▶ [Exercise requirements]
Reproduce all the lines exactly as they stand, apart from the pictures.

▶ [Given entries]

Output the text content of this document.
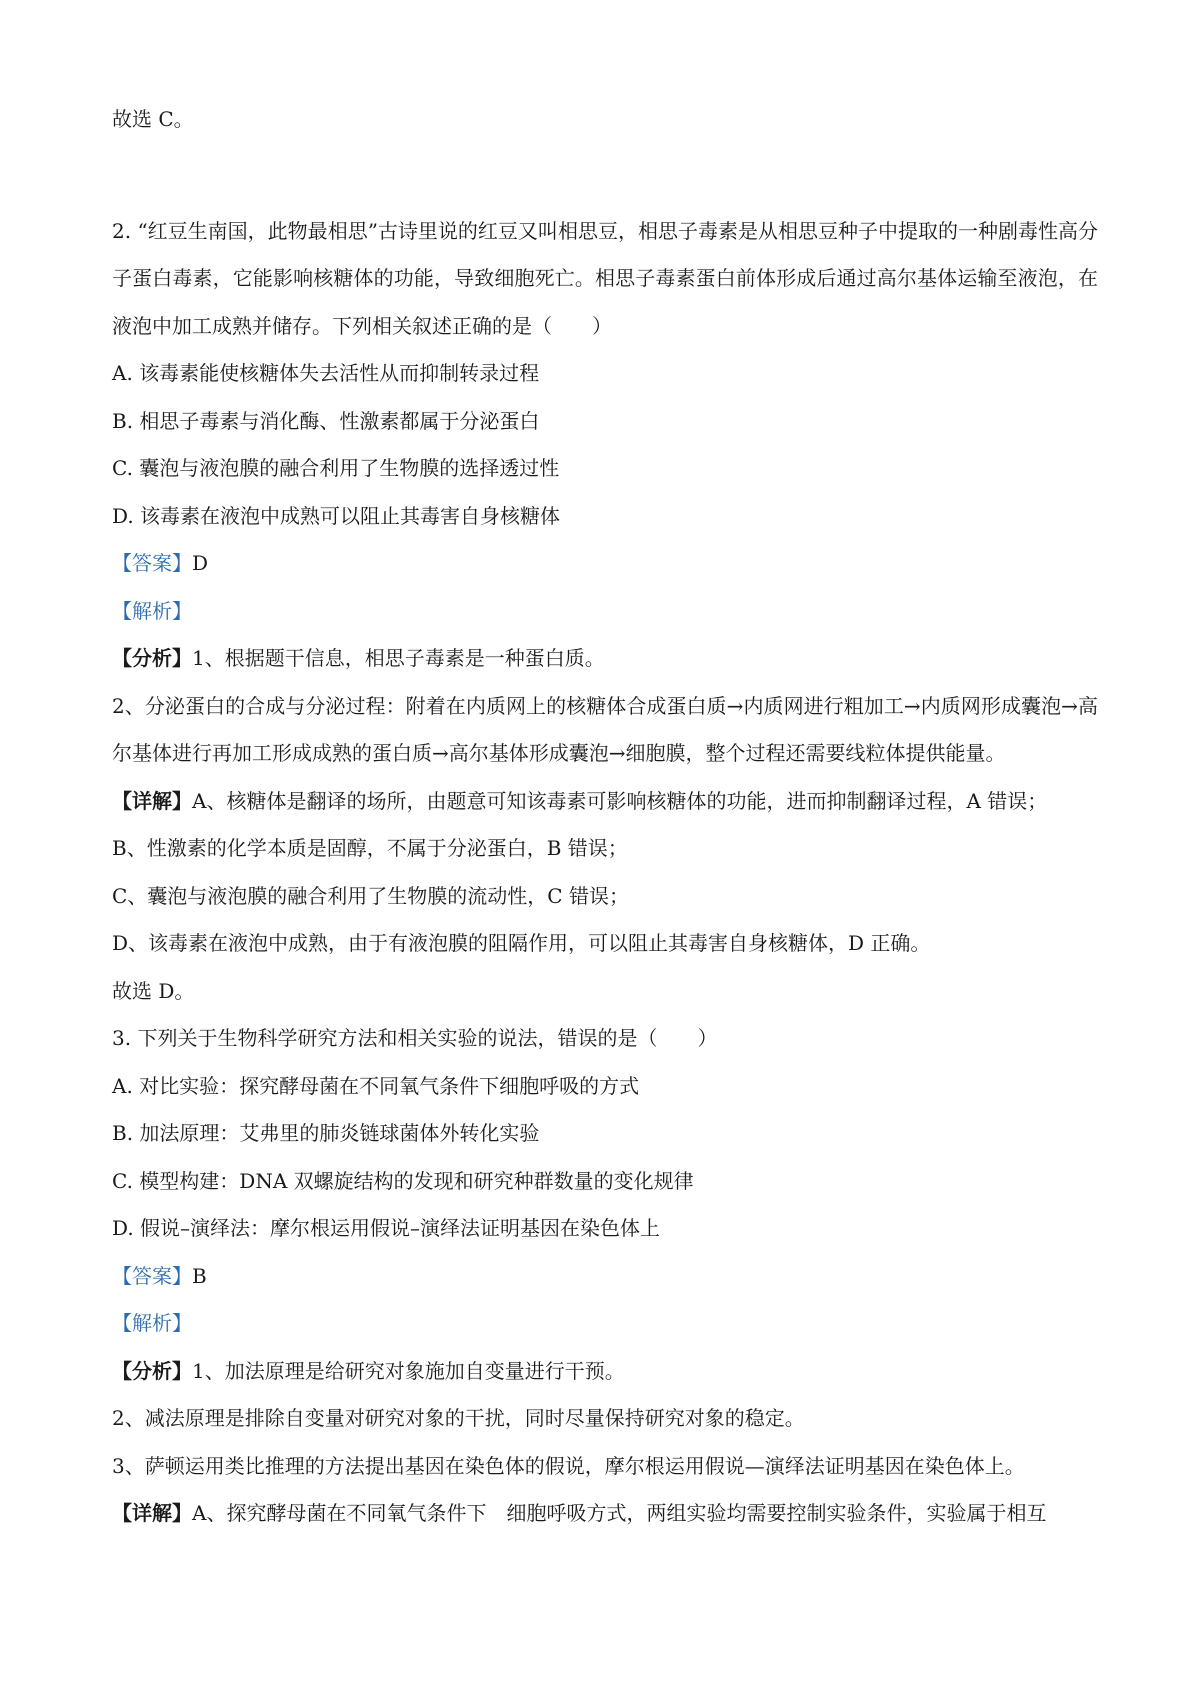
故选 C。

2. “红豆生南国，此物最相思”古诗里说的红豆又叫相思豆，相思子毒素是从相思豆种子中提取的一种剧毒性高分子蛋白毒素，它能影响核糖体的功能，导致细胞死亡。相思子毒素蛋白前体形成后通过高尔基体运输至液泡，在液泡中加工成熟并储存。下列相关叙述正确的是（　　）

A. 该毒素能使核糖体失去活性从而抑制转录过程

B. 相思子毒素与消化酶、性激素都属于分泌蛋白

C. 囊泡与液泡膜的融合利用了生物膜的选择透过性

D. 该毒素在液泡中成熟可以阻止其毒害自身核糖体

【答案】D

【解析】

【分析】1、根据题干信息，相思子毒素是一种蛋白质。

2、分泌蛋白的合成与分泌过程：附着在内质网上的核糖体合成蛋白质→内质网进行粗加工→内质网形成囊泡→高尔基体进行再加工形成成熟的蛋白质→高尔基体形成囊泡→细胞膜，整个过程还需要线粒体提供能量。

【详解】A、核糖体是翻译的场所，由题意可知该毒素可影响核糖体的功能，进而抑制翻译过程，A 错误；

B、性激素的化学本质是固醇，不属于分泌蛋白，B 错误；

C、囊泡与液泡膜的融合利用了生物膜的流动性，C 错误；

D、该毒素在液泡中成熟，由于有液泡膜的阻隔作用，可以阻止其毒害自身核糖体，D 正确。

故选 D。

3. 下列关于生物科学研究方法和相关实验的说法，错误的是（　　）

A. 对比实验：探究酵母菌在不同氧气条件下细胞呼吸的方式

B. 加法原理：艾弗里的肺炎链球菌体外转化实验

C. 模型构建：DNA 双螺旋结构的发现和研究种群数量的变化规律

D. 假说–演绎法：摩尔根运用假说–演绎法证明基因在染色体上

【答案】B

【解析】

【分析】1、加法原理是给研究对象施加自变量进行干预。

2、减法原理是排除自变量对研究对象的干扰，同时尽量保持研究对象的稳定。

3、萨顿运用类比推理的方法提出基因在染色体的假说，摩尔根运用假说—演绎法证明基因在染色体上。

【详解】A、探究酵母菌在不同氧气条件下　细胞呼吸方式，两组实验均需要控制实验条件，实验属于相互
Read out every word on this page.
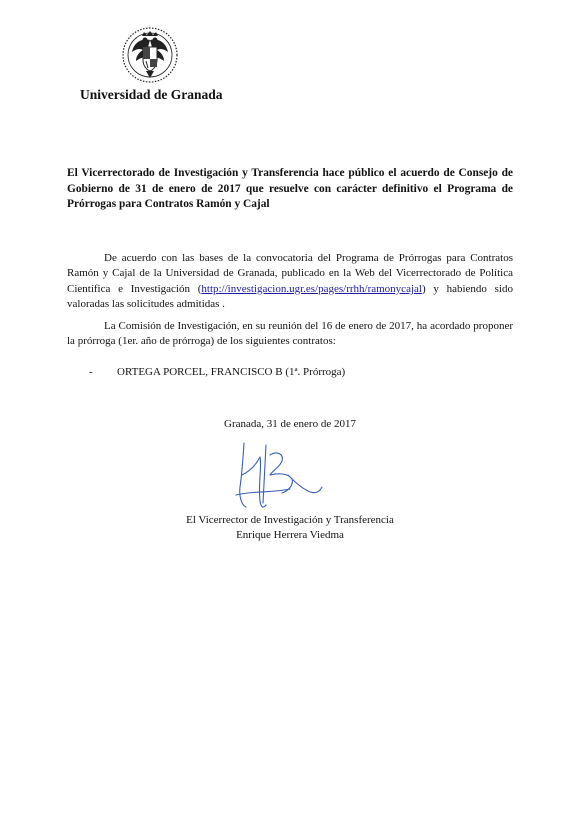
Universidad de Granada
El Vicerrectorado de Investigación y Transferencia hace público el acuerdo de Consejo de Gobierno de 31 de enero de 2017 que resuelve con carácter definitivo el Programa de Prórrogas para Contratos Ramón y Cajal
De acuerdo con las bases de la convocatoria del Programa de Prórrogas para Contratos Ramón y Cajal de la Universidad de Granada, publicado en la Web del Vicerrectorado de Política Científica e Investigación (http://investigacion.ugr.es/pages/rrhh/ramonycajal) y habiendo sido valoradas las solicitudes admitidas .
La Comisión de Investigación, en su reunión del 16 de enero de 2017, ha acordado proponer la prórroga (1er. año de prórroga) de los siguientes contratos:
- ORTEGA PORCEL, FRANCISCO B (1ª. Prórroga)
Granada, 31 de enero de 2017
El Vicerrector de Investigación y Transferencia
Enrique Herrera Viedma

▶ [Exercise result]
Output the text content of this document.
故选 C。

2. “红豆生南国，此物最相思”古诗里说的红豆又叫相思豆，相思子毒素是从相思豆种子中提取的一种剧毒性高分子蛋白毒素，它能影响核糖体的功能，导致细胞死亡。相思子毒素蛋白前体形成后通过高尔基体运输至液泡，在液泡中加工成熟并储存。下列相关叙述正确的是（　　）

A. 该毒素能使核糖体失去活性从而抑制转录过程

B. 相思子毒素与消化酶、性激素都属于分泌蛋白

C. 囊泡与液泡膜的融合利用了生物膜的选择透过性

D. 该毒素在液泡中成熟可以阻止其毒害自身核糖体

【答案】D

【解析】

【分析】1、根据题干信息，相思子毒素是一种蛋白质。

2、分泌蛋白的合成与分泌过程：附着在内质网上的核糖体合成蛋白质→内质网进行粗加工→内质网形成囊泡→高尔基体进行再加工形成成熟的蛋白质→高尔基体形成囊泡→细胞膜，整个过程还需要线粒体提供能量。

【详解】A、核糖体是翻译的场所，由题意可知该毒素可影响核糖体的功能，进而抑制翻译过程，A 错误；

B、性激素的化学本质是固醇，不属于分泌蛋白，B 错误；

C、囊泡与液泡膜的融合利用了生物膜的流动性，C 错误；

D、该毒素在液泡中成熟，由于有液泡膜的阻隔作用，可以阻止其毒害自身核糖体，D 正确。

故选 D。

3. 下列关于生物科学研究方法和相关实验的说法，错误的是（　　）

A. 对比实验：探究酵母菌在不同氧气条件下细胞呼吸的方式

B. 加法原理：艾弗里的肺炎链球菌体外转化实验

C. 模型构建：DNA 双螺旋结构的发现和研究种群数量的变化规律

D. 假说–演绎法：摩尔根运用假说–演绎法证明基因在染色体上

【答案】B

【解析】

【分析】1、加法原理是给研究对象施加自变量进行干预。

2、减法原理是排除自变量对研究对象的干扰，同时尽量保持研究对象的稳定。

3、萨顿运用类比推理的方法提出基因在染色体的假说，摩尔根运用假说—演绎法证明基因在染色体上。

【详解】A、探究酵母菌在不同氧气条件下　细胞呼吸方式，两组实验均需要控制实验条件，实验属于相互
Read out every word on this page.
Universidad de Granada
El Vicerrectorado de Investigación y Transferencia hace público el acuerdo de Consejo de Gobierno de 31 de enero de 2017 que resuelve con carácter definitivo el Programa de Prórrogas para Contratos Ramón y Cajal
De acuerdo con las bases de la convocatoria del Programa de Prórrogas para Contratos Ramón y Cajal de la Universidad de Granada, publicado en la Web del Vicerrectorado de Política Científica e Investigación (http://investigacion.ugr.es/pages/rrhh/ramonycajal) y habiendo sido valoradas las solicitudes admitidas .
La Comisión de Investigación, en su reunión del 16 de enero de 2017, ha acordado proponer la prórroga (1er. año de prórroga) de los siguientes contratos:
- ORTEGA PORCEL, FRANCISCO B (1ª. Prórroga)
Granada, 31 de enero de 2017
El Vicerrector de Investigación y Transferencia
Enrique Herrera Viedma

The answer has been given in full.